### TO BE DONE
Repeat each record exactly as written, and drop any images.

### TASK MATERIAL
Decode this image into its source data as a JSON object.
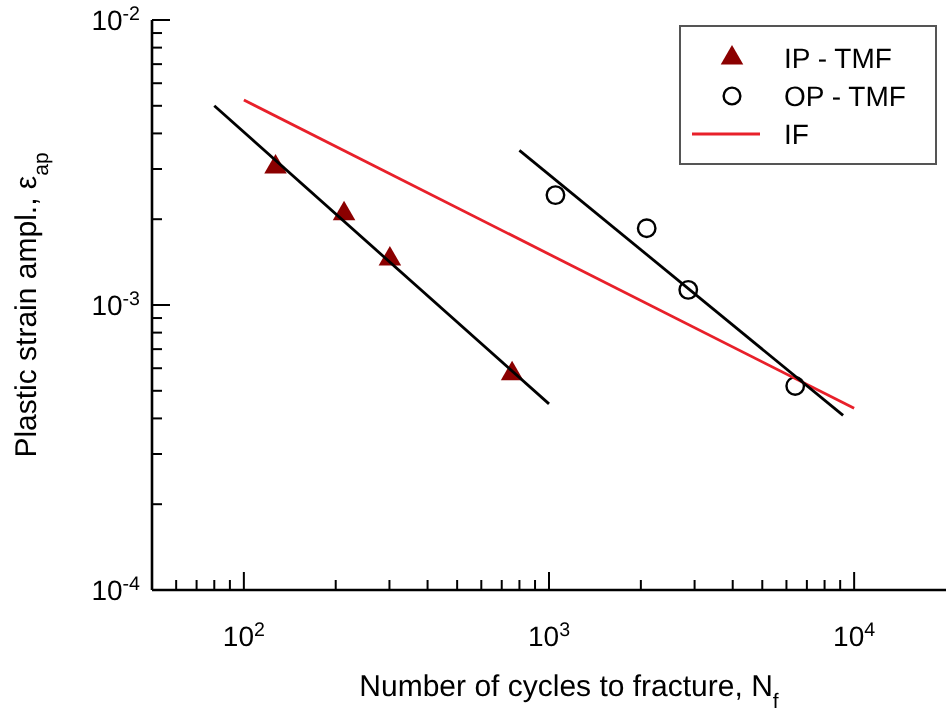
{
  "chart_data": {
    "type": "scatter",
    "log": "xy",
    "xlabel": "Number of cycles to fracture, N$_{f}$",
    "ylabel": "Plastic strain ampl., ε$_{ap}$",
    "xlim": [
      50,
      20000
    ],
    "ylim": [
      0.0001,
      0.01
    ],
    "xticks": [
      {
        "value": 60,
        "label": null
      },
      {
        "value": 70,
        "label": null
      },
      {
        "value": 80,
        "label": null
      },
      {
        "value": 90,
        "label": null
      },
      {
        "value": 100,
        "label": "10$^{2}$"
      },
      {
        "value": 200,
        "label": null
      },
      {
        "value": 300,
        "label": null
      },
      {
        "value": 400,
        "label": null
      },
      {
        "value": 500,
        "label": null
      },
      {
        "value": 600,
        "label": null
      },
      {
        "value": 700,
        "label": null
      },
      {
        "value": 800,
        "label": null
      },
      {
        "value": 900,
        "label": null
      },
      {
        "value": 1000,
        "label": "10$^{3}$"
      },
      {
        "value": 2000,
        "label": null
      },
      {
        "value": 3000,
        "label": null
      },
      {
        "value": 4000,
        "label": null
      },
      {
        "value": 5000,
        "label": null
      },
      {
        "value": 6000,
        "label": null
      },
      {
        "value": 7000,
        "label": null
      },
      {
        "value": 8000,
        "label": null
      },
      {
        "value": 9000,
        "label": null
      },
      {
        "value": 10000,
        "label": "10$^{4}$"
      }
    ],
    "yticks": [
      {
        "value": 0.0001,
        "label": "10$^{-4}$"
      },
      {
        "value": 0.0002,
        "label": null
      },
      {
        "value": 0.0003,
        "label": null
      },
      {
        "value": 0.0004,
        "label": null
      },
      {
        "value": 0.0005,
        "label": null
      },
      {
        "value": 0.0006,
        "label": null
      },
      {
        "value": 0.0007,
        "label": null
      },
      {
        "value": 0.0008,
        "label": null
      },
      {
        "value": 0.0009,
        "label": null
      },
      {
        "value": 0.001,
        "label": "10$^{-3}$"
      },
      {
        "value": 0.002,
        "label": null
      },
      {
        "value": 0.003,
        "label": null
      },
      {
        "value": 0.004,
        "label": null
      },
      {
        "value": 0.005,
        "label": null
      },
      {
        "value": 0.006,
        "label": null
      },
      {
        "value": 0.007,
        "label": null
      },
      {
        "value": 0.008,
        "label": null
      },
      {
        "value": 0.009,
        "label": null
      },
      {
        "value": 0.01,
        "label": "10$^{-2}$"
      }
    ],
    "grid": false,
    "legend": "top right",
    "series": [
      {
        "name": "IP - TMF",
        "marker": "triangle",
        "color": "#8b0000",
        "x": [
          127,
          213,
          301,
          757
        ],
        "values": [
          0.00305,
          0.00209,
          0.00145,
          0.000574
        ]
      },
      {
        "name": "OP - TMF",
        "marker": "circle",
        "color": "#000000",
        "x": [
          1050,
          2090,
          2860,
          6410
        ],
        "values": [
          0.00243,
          0.00186,
          0.00113,
          0.00052
        ]
      },
      {
        "name": "IF",
        "type": "line",
        "marker": "none",
        "color": "#e8202a",
        "x": [
          100,
          10000
        ],
        "values": [
          0.00524,
          0.000434
        ]
      },
      {
        "type": "line",
        "marker": "none",
        "color": "#000000",
        "x": [
          80,
          1000
        ],
        "values": [
          0.005,
          0.00045
        ]
      },
      {
        "type": "line",
        "marker": "none",
        "color": "#000000",
        "x": [
          800,
          9200
        ],
        "values": [
          0.00349,
          0.00041
        ]
      }
    ]
  }
}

### WRITTEN RESPONSE
Decode this image into its source data as a JSON object.
{
  "chart_data": {
    "type": "scatter",
    "log": "xy",
    "xlabel": "Number of cycles to fracture, N$_{f}$",
    "ylabel": "Plastic strain ampl., ε$_{ap}$",
    "xlim": [
      50,
      20000
    ],
    "ylim": [
      0.0001,
      0.01
    ],
    "xticks": [
      {
        "value": 60,
        "label": null
      },
      {
        "value": 70,
        "label": null
      },
      {
        "value": 80,
        "label": null
      },
      {
        "value": 90,
        "label": null
      },
      {
        "value": 100,
        "label": "10$^{2}$"
      },
      {
        "value": 200,
        "label": null
      },
      {
        "value": 300,
        "label": null
      },
      {
        "value": 400,
        "label": null
      },
      {
        "value": 500,
        "label": null
      },
      {
        "value": 600,
        "label": null
      },
      {
        "value": 700,
        "label": null
      },
      {
        "value": 800,
        "label": null
      },
      {
        "value": 900,
        "label": null
      },
      {
        "value": 1000,
        "label": "10$^{3}$"
      },
      {
        "value": 2000,
        "label": null
      },
      {
        "value": 3000,
        "label": null
      },
      {
        "value": 4000,
        "label": null
      },
      {
        "value": 5000,
        "label": null
      },
      {
        "value": 6000,
        "label": null
      },
      {
        "value": 7000,
        "label": null
      },
      {
        "value": 8000,
        "label": null
      },
      {
        "value": 9000,
        "label": null
      },
      {
        "value": 10000,
        "label": "10$^{4}$"
      }
    ],
    "yticks": [
      {
        "value": 0.0001,
        "label": "10$^{-4}$"
      },
      {
        "value": 0.0002,
        "label": null
      },
      {
        "value": 0.0003,
        "label": null
      },
      {
        "value": 0.0004,
        "label": null
      },
      {
        "value": 0.0005,
        "label": null
      },
      {
        "value": 0.0006,
        "label": null
      },
      {
        "value": 0.0007,
        "label": null
      },
      {
        "value": 0.0008,
        "label": null
      },
      {
        "value": 0.0009,
        "label": null
      },
      {
        "value": 0.001,
        "label": "10$^{-3}$"
      },
      {
        "value": 0.002,
        "label": null
      },
      {
        "value": 0.003,
        "label": null
      },
      {
        "value": 0.004,
        "label": null
      },
      {
        "value": 0.005,
        "label": null
      },
      {
        "value": 0.006,
        "label": null
      },
      {
        "value": 0.007,
        "label": null
      },
      {
        "value": 0.008,
        "label": null
      },
      {
        "value": 0.009,
        "label": null
      },
      {
        "value": 0.01,
        "label": "10$^{-2}$"
      }
    ],
    "grid": false,
    "legend": "top right",
    "series": [
      {
        "name": "IP - TMF",
        "marker": "triangle",
        "color": "#8b0000",
        "x": [
          127,
          213,
          301,
          757
        ],
        "values": [
          0.00305,
          0.00209,
          0.00145,
          0.000574
        ]
      },
      {
        "name": "OP - TMF",
        "marker": "circle",
        "color": "#000000",
        "x": [
          1050,
          2090,
          2860,
          6410
        ],
        "values": [
          0.00243,
          0.00186,
          0.00113,
          0.00052
        ]
      },
      {
        "name": "IF",
        "type": "line",
        "marker": "none",
        "color": "#e8202a",
        "x": [
          100,
          10000
        ],
        "values": [
          0.00524,
          0.000434
        ]
      },
      {
        "type": "line",
        "marker": "none",
        "color": "#000000",
        "x": [
          80,
          1000
        ],
        "values": [
          0.005,
          0.00045
        ]
      },
      {
        "type": "line",
        "marker": "none",
        "color": "#000000",
        "x": [
          800,
          9200
        ],
        "values": [
          0.00349,
          0.00041
        ]
      }
    ]
  }
}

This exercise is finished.